> _Task goal_: Exactly reproduce each line of the listing that follows.

━━━

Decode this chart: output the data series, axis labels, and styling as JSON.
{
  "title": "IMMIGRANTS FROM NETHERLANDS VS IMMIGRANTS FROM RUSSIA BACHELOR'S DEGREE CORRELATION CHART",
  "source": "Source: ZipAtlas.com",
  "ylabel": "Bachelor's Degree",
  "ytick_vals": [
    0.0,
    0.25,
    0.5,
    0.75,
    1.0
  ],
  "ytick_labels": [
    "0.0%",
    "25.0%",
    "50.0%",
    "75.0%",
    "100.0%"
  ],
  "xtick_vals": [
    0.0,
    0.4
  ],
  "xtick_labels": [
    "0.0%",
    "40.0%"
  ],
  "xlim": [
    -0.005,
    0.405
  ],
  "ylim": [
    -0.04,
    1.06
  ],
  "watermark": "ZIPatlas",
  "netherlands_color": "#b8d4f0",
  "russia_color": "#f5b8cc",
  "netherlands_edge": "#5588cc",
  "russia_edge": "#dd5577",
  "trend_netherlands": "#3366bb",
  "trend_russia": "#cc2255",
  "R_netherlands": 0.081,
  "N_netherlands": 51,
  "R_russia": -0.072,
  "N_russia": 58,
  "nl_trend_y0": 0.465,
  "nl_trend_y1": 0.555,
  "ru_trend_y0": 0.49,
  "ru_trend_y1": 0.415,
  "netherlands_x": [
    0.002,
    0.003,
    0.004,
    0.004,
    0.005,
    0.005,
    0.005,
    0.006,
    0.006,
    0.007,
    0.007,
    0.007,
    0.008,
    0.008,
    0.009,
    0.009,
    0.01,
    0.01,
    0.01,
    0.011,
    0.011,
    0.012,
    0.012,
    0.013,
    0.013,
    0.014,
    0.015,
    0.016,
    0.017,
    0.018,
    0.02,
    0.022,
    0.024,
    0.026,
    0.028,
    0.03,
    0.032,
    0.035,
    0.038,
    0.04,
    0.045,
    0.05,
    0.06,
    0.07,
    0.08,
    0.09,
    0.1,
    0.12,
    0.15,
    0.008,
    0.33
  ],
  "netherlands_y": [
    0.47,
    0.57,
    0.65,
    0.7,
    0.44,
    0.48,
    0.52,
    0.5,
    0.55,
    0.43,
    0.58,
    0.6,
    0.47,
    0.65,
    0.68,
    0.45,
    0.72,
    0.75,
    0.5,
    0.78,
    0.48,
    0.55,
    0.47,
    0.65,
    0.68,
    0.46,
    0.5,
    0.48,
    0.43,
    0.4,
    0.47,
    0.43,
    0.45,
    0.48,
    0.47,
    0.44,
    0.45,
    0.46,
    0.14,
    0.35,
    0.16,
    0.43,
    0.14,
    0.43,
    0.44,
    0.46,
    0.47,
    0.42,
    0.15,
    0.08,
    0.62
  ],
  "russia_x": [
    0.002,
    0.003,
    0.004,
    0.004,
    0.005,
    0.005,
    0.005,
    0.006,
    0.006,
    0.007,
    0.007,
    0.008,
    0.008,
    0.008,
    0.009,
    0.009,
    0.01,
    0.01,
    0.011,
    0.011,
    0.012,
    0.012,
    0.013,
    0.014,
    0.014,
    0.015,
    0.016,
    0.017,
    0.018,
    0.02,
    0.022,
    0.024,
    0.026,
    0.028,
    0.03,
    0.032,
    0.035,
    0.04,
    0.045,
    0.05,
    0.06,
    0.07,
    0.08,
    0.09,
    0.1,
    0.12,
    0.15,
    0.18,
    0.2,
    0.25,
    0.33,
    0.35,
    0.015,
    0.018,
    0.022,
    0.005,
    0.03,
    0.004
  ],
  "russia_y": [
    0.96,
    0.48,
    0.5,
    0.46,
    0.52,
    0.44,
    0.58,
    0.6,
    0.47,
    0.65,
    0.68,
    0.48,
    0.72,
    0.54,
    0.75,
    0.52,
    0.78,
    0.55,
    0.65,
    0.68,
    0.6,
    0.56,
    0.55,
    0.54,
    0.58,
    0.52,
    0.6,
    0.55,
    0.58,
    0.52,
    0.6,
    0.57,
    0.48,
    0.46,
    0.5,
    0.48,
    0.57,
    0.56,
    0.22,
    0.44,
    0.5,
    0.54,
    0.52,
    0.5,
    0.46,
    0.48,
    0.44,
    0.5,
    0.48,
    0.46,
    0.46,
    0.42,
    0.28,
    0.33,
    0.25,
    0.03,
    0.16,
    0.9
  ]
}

━━━

> _Response for this exercise_:
Decode this chart: output the data series, axis labels, and styling as JSON.
{
  "title": "IMMIGRANTS FROM NETHERLANDS VS IMMIGRANTS FROM RUSSIA BACHELOR'S DEGREE CORRELATION CHART",
  "source": "Source: ZipAtlas.com",
  "ylabel": "Bachelor's Degree",
  "ytick_vals": [
    0.0,
    0.25,
    0.5,
    0.75,
    1.0
  ],
  "ytick_labels": [
    "0.0%",
    "25.0%",
    "50.0%",
    "75.0%",
    "100.0%"
  ],
  "xtick_vals": [
    0.0,
    0.4
  ],
  "xtick_labels": [
    "0.0%",
    "40.0%"
  ],
  "xlim": [
    -0.005,
    0.405
  ],
  "ylim": [
    -0.04,
    1.06
  ],
  "watermark": "ZIPatlas",
  "netherlands_color": "#b8d4f0",
  "russia_color": "#f5b8cc",
  "netherlands_edge": "#5588cc",
  "russia_edge": "#dd5577",
  "trend_netherlands": "#3366bb",
  "trend_russia": "#cc2255",
  "R_netherlands": 0.081,
  "N_netherlands": 51,
  "R_russia": -0.072,
  "N_russia": 58,
  "nl_trend_y0": 0.465,
  "nl_trend_y1": 0.555,
  "ru_trend_y0": 0.49,
  "ru_trend_y1": 0.415,
  "netherlands_x": [
    0.002,
    0.003,
    0.004,
    0.004,
    0.005,
    0.005,
    0.005,
    0.006,
    0.006,
    0.007,
    0.007,
    0.007,
    0.008,
    0.008,
    0.009,
    0.009,
    0.01,
    0.01,
    0.01,
    0.011,
    0.011,
    0.012,
    0.012,
    0.013,
    0.013,
    0.014,
    0.015,
    0.016,
    0.017,
    0.018,
    0.02,
    0.022,
    0.024,
    0.026,
    0.028,
    0.03,
    0.032,
    0.035,
    0.038,
    0.04,
    0.045,
    0.05,
    0.06,
    0.07,
    0.08,
    0.09,
    0.1,
    0.12,
    0.15,
    0.008,
    0.33
  ],
  "netherlands_y": [
    0.47,
    0.57,
    0.65,
    0.7,
    0.44,
    0.48,
    0.52,
    0.5,
    0.55,
    0.43,
    0.58,
    0.6,
    0.47,
    0.65,
    0.68,
    0.45,
    0.72,
    0.75,
    0.5,
    0.78,
    0.48,
    0.55,
    0.47,
    0.65,
    0.68,
    0.46,
    0.5,
    0.48,
    0.43,
    0.4,
    0.47,
    0.43,
    0.45,
    0.48,
    0.47,
    0.44,
    0.45,
    0.46,
    0.14,
    0.35,
    0.16,
    0.43,
    0.14,
    0.43,
    0.44,
    0.46,
    0.47,
    0.42,
    0.15,
    0.08,
    0.62
  ],
  "russia_x": [
    0.002,
    0.003,
    0.004,
    0.004,
    0.005,
    0.005,
    0.005,
    0.006,
    0.006,
    0.007,
    0.007,
    0.008,
    0.008,
    0.008,
    0.009,
    0.009,
    0.01,
    0.01,
    0.011,
    0.011,
    0.012,
    0.012,
    0.013,
    0.014,
    0.014,
    0.015,
    0.016,
    0.017,
    0.018,
    0.02,
    0.022,
    0.024,
    0.026,
    0.028,
    0.03,
    0.032,
    0.035,
    0.04,
    0.045,
    0.05,
    0.06,
    0.07,
    0.08,
    0.09,
    0.1,
    0.12,
    0.15,
    0.18,
    0.2,
    0.25,
    0.33,
    0.35,
    0.015,
    0.018,
    0.022,
    0.005,
    0.03,
    0.004
  ],
  "russia_y": [
    0.96,
    0.48,
    0.5,
    0.46,
    0.52,
    0.44,
    0.58,
    0.6,
    0.47,
    0.65,
    0.68,
    0.48,
    0.72,
    0.54,
    0.75,
    0.52,
    0.78,
    0.55,
    0.65,
    0.68,
    0.6,
    0.56,
    0.55,
    0.54,
    0.58,
    0.52,
    0.6,
    0.55,
    0.58,
    0.52,
    0.6,
    0.57,
    0.48,
    0.46,
    0.5,
    0.48,
    0.57,
    0.56,
    0.22,
    0.44,
    0.5,
    0.54,
    0.52,
    0.5,
    0.46,
    0.48,
    0.44,
    0.5,
    0.48,
    0.46,
    0.46,
    0.42,
    0.28,
    0.33,
    0.25,
    0.03,
    0.16,
    0.9
  ]
}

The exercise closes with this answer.